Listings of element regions
>>
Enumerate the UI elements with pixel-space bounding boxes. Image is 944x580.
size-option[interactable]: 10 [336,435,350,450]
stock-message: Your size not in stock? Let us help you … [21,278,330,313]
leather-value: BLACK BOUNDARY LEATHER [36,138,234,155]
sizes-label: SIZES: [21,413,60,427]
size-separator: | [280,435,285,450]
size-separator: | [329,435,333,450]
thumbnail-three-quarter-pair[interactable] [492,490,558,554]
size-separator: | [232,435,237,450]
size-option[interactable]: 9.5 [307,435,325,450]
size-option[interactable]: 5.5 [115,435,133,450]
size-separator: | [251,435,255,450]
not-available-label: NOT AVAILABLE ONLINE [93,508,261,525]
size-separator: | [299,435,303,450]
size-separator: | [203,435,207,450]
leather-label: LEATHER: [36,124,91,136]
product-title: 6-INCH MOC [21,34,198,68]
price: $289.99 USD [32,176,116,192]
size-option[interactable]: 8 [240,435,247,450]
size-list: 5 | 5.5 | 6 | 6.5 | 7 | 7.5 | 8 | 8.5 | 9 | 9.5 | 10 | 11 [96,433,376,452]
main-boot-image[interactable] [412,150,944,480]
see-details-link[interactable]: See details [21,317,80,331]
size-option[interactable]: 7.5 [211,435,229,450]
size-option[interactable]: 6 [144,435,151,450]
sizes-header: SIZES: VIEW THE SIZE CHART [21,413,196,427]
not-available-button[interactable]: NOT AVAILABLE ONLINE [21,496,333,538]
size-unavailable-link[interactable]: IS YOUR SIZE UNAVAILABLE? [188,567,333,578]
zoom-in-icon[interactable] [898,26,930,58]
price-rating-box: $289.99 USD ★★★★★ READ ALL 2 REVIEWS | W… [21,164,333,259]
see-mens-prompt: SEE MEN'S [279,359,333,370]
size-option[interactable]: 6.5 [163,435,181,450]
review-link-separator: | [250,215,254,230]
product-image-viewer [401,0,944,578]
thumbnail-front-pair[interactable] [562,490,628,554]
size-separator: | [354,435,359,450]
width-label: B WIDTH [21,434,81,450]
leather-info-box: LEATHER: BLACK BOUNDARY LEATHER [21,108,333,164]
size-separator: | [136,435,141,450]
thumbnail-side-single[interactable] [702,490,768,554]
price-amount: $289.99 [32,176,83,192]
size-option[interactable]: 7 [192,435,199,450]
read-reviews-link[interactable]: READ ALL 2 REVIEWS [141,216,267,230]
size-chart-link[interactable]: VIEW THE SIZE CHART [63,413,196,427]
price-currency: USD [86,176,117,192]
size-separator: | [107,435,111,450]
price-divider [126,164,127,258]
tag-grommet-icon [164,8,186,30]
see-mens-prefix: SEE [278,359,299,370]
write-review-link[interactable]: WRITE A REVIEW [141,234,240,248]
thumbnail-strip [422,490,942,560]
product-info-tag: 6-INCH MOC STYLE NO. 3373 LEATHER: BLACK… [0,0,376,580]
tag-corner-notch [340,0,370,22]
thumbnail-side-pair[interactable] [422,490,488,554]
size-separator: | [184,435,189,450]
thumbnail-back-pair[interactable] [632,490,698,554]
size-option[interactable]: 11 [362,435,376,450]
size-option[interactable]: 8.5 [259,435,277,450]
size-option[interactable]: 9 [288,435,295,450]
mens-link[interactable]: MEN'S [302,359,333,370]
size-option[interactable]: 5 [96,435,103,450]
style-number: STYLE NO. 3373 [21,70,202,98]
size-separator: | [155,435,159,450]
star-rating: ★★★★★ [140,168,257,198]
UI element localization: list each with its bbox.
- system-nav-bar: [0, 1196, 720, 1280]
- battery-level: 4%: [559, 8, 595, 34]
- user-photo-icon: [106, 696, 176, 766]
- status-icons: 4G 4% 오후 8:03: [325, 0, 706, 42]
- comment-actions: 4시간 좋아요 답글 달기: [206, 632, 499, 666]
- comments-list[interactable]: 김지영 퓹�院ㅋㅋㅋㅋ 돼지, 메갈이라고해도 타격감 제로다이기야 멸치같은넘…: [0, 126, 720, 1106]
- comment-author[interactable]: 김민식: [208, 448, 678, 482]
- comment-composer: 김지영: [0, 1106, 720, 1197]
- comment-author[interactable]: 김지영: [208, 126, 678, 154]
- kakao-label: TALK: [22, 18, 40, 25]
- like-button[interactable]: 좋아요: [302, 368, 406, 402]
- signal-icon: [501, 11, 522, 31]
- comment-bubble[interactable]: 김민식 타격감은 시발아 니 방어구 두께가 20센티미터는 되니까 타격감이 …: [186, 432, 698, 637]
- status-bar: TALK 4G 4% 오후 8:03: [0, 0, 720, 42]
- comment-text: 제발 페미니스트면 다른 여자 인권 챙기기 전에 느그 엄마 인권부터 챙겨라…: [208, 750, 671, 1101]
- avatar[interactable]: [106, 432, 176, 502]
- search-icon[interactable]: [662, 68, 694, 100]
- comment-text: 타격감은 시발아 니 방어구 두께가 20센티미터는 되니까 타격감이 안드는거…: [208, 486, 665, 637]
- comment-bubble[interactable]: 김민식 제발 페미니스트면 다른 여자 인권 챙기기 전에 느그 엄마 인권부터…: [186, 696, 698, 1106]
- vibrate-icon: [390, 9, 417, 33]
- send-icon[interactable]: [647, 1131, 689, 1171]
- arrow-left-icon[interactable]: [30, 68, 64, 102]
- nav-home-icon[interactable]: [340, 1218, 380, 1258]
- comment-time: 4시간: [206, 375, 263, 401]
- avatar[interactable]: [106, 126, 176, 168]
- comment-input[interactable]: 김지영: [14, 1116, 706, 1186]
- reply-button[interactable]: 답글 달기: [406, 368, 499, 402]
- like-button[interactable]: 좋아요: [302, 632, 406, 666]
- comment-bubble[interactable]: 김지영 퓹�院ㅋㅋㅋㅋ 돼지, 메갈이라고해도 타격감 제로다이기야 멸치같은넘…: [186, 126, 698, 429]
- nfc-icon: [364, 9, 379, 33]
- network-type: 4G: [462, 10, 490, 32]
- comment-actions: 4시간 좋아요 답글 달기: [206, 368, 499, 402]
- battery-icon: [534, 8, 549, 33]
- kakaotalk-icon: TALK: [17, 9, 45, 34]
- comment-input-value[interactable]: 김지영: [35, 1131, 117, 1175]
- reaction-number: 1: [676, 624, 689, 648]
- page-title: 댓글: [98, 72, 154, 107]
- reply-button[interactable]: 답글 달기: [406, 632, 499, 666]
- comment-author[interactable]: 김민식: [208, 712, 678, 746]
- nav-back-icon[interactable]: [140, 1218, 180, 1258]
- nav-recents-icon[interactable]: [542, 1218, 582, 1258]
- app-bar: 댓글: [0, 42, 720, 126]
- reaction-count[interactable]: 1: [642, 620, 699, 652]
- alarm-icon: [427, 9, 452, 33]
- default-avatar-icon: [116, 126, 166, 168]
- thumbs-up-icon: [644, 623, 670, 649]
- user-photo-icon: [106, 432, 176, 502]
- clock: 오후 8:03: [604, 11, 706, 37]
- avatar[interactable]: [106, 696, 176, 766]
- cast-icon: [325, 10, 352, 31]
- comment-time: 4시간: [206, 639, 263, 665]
<<
• Exercise
Copy every line of the data above character for character, changing nothing.

• Solution to this task
Enumerate the UI elements with pixel-space bounding boxes. Image is 944x580.
size-option[interactable]: 10 [336,435,350,450]
stock-message: Your size not in stock? Let us help you … [21,278,330,313]
leather-value: BLACK BOUNDARY LEATHER [36,138,234,155]
sizes-label: SIZES: [21,413,60,427]
size-separator: | [280,435,285,450]
size-separator: | [329,435,333,450]
thumbnail-three-quarter-pair[interactable] [492,490,558,554]
size-separator: | [232,435,237,450]
size-option[interactable]: 9.5 [307,435,325,450]
size-option[interactable]: 5.5 [115,435,133,450]
size-separator: | [251,435,255,450]
not-available-label: NOT AVAILABLE ONLINE [93,508,261,525]
size-separator: | [299,435,303,450]
size-separator: | [203,435,207,450]
leather-label: LEATHER: [36,124,91,136]
product-title: 6-INCH MOC [21,34,198,68]
price: $289.99 USD [32,176,116,192]
size-option[interactable]: 8 [240,435,247,450]
size-list: 5 | 5.5 | 6 | 6.5 | 7 | 7.5 | 8 | 8.5 | 9 | 9.5 | 10 | 11 [96,433,376,452]
main-boot-image[interactable] [412,150,944,480]
see-details-link[interactable]: See details [21,317,80,331]
size-option[interactable]: 7.5 [211,435,229,450]
size-option[interactable]: 6 [144,435,151,450]
sizes-header: SIZES: VIEW THE SIZE CHART [21,413,196,427]
not-available-button[interactable]: NOT AVAILABLE ONLINE [21,496,333,538]
size-unavailable-link[interactable]: IS YOUR SIZE UNAVAILABLE? [188,567,333,578]
zoom-in-icon[interactable] [898,26,930,58]
price-rating-box: $289.99 USD ★★★★★ READ ALL 2 REVIEWS | W… [21,164,333,259]
see-mens-prompt: SEE MEN'S [279,359,333,370]
size-option[interactable]: 6.5 [163,435,181,450]
review-link-separator: | [250,215,254,230]
product-image-viewer [401,0,944,578]
thumbnail-front-pair[interactable] [562,490,628,554]
size-separator: | [354,435,359,450]
width-label: B WIDTH [21,434,81,450]
leather-info-box: LEATHER: BLACK BOUNDARY LEATHER [21,108,333,164]
size-separator: | [136,435,141,450]
thumbnail-side-single[interactable] [702,490,768,554]
price-amount: $289.99 [32,176,83,192]
size-option[interactable]: 7 [192,435,199,450]
read-reviews-link[interactable]: READ ALL 2 REVIEWS [141,216,267,230]
size-chart-link[interactable]: VIEW THE SIZE CHART [63,413,196,427]
price-currency: USD [86,176,117,192]
size-separator: | [107,435,111,450]
price-divider [126,164,127,258]
tag-grommet-icon [164,8,186,30]
see-mens-prefix: SEE [278,359,299,370]
write-review-link[interactable]: WRITE A REVIEW [141,234,240,248]
thumbnail-strip [422,490,942,560]
product-info-tag: 6-INCH MOC STYLE NO. 3373 LEATHER: BLACK… [0,0,376,580]
tag-corner-notch [340,0,370,22]
thumbnail-side-pair[interactable] [422,490,488,554]
size-separator: | [184,435,189,450]
thumbnail-back-pair[interactable] [632,490,698,554]
size-option[interactable]: 11 [362,435,376,450]
size-option[interactable]: 8.5 [259,435,277,450]
size-option[interactable]: 9 [288,435,295,450]
mens-link[interactable]: MEN'S [302,359,333,370]
size-option[interactable]: 5 [96,435,103,450]
style-number: STYLE NO. 3373 [21,70,202,98]
size-separator: | [155,435,159,450]
star-rating: ★★★★★ [140,168,257,198]
UI element localization: list each with its bbox.
- system-nav-bar: [0, 1196, 720, 1280]
- battery-level: 4%: [559, 8, 595, 34]
- user-photo-icon: [106, 696, 176, 766]
- status-icons: 4G 4% 오후 8:03: [325, 0, 706, 42]
- comment-actions: 4시간 좋아요 답글 달기: [206, 632, 499, 666]
- comments-list[interactable]: 김지영 퓹�院ㅋㅋㅋㅋ 돼지, 메갈이라고해도 타격감 제로다이기야 멸치같은넘…: [0, 126, 720, 1106]
- comment-author[interactable]: 김민식: [208, 448, 678, 482]
- comment-composer: 김지영: [0, 1106, 720, 1197]
- comment-author[interactable]: 김지영: [208, 126, 678, 154]
- kakao-label: TALK: [22, 18, 40, 25]
- like-button[interactable]: 좋아요: [302, 368, 406, 402]
- signal-icon: [501, 11, 522, 31]
- comment-bubble[interactable]: 김민식 타격감은 시발아 니 방어구 두께가 20센티미터는 되니까 타격감이 …: [186, 432, 698, 637]
- status-bar: TALK 4G 4% 오후 8:03: [0, 0, 720, 42]
- comment-text: 제발 페미니스트면 다른 여자 인권 챙기기 전에 느그 엄마 인권부터 챙겨라…: [208, 750, 671, 1101]
- avatar[interactable]: [106, 432, 176, 502]
- search-icon[interactable]: [662, 68, 694, 100]
- comment-text: 타격감은 시발아 니 방어구 두께가 20센티미터는 되니까 타격감이 안드는거…: [208, 486, 665, 637]
- comment-bubble[interactable]: 김민식 제발 페미니스트면 다른 여자 인권 챙기기 전에 느그 엄마 인권부터…: [186, 696, 698, 1106]
- vibrate-icon: [390, 9, 417, 33]
- send-icon[interactable]: [647, 1131, 689, 1171]
- arrow-left-icon[interactable]: [30, 68, 64, 102]
- nav-home-icon[interactable]: [340, 1218, 380, 1258]
- comment-time: 4시간: [206, 375, 263, 401]
- avatar[interactable]: [106, 126, 176, 168]
- comment-input[interactable]: 김지영: [14, 1116, 706, 1186]
- reply-button[interactable]: 답글 달기: [406, 368, 499, 402]
- like-button[interactable]: 좋아요: [302, 632, 406, 666]
- comment-bubble[interactable]: 김지영 퓹�院ㅋㅋㅋㅋ 돼지, 메갈이라고해도 타격감 제로다이기야 멸치같은넘…: [186, 126, 698, 429]
- nfc-icon: [364, 9, 379, 33]
- network-type: 4G: [462, 10, 490, 32]
- comment-actions: 4시간 좋아요 답글 달기: [206, 368, 499, 402]
- battery-icon: [534, 8, 549, 33]
- kakaotalk-icon: TALK: [17, 9, 45, 34]
- comment-input-value[interactable]: 김지영: [35, 1131, 117, 1175]
- reaction-number: 1: [676, 624, 689, 648]
- page-title: 댓글: [98, 72, 154, 107]
- reply-button[interactable]: 답글 달기: [406, 632, 499, 666]
- comment-author[interactable]: 김민식: [208, 712, 678, 746]
- nav-back-icon[interactable]: [140, 1218, 180, 1258]
- nav-recents-icon[interactable]: [542, 1218, 582, 1258]
- app-bar: 댓글: [0, 42, 720, 126]
- reaction-count[interactable]: 1: [642, 620, 699, 652]
- alarm-icon: [427, 9, 452, 33]
- default-avatar-icon: [116, 126, 166, 168]
- thumbs-up-icon: [644, 623, 670, 649]
- user-photo-icon: [106, 432, 176, 502]
- clock: 오후 8:03: [604, 11, 706, 37]
- avatar[interactable]: [106, 696, 176, 766]
- cast-icon: [325, 10, 352, 31]
- comment-time: 4시간: [206, 639, 263, 665]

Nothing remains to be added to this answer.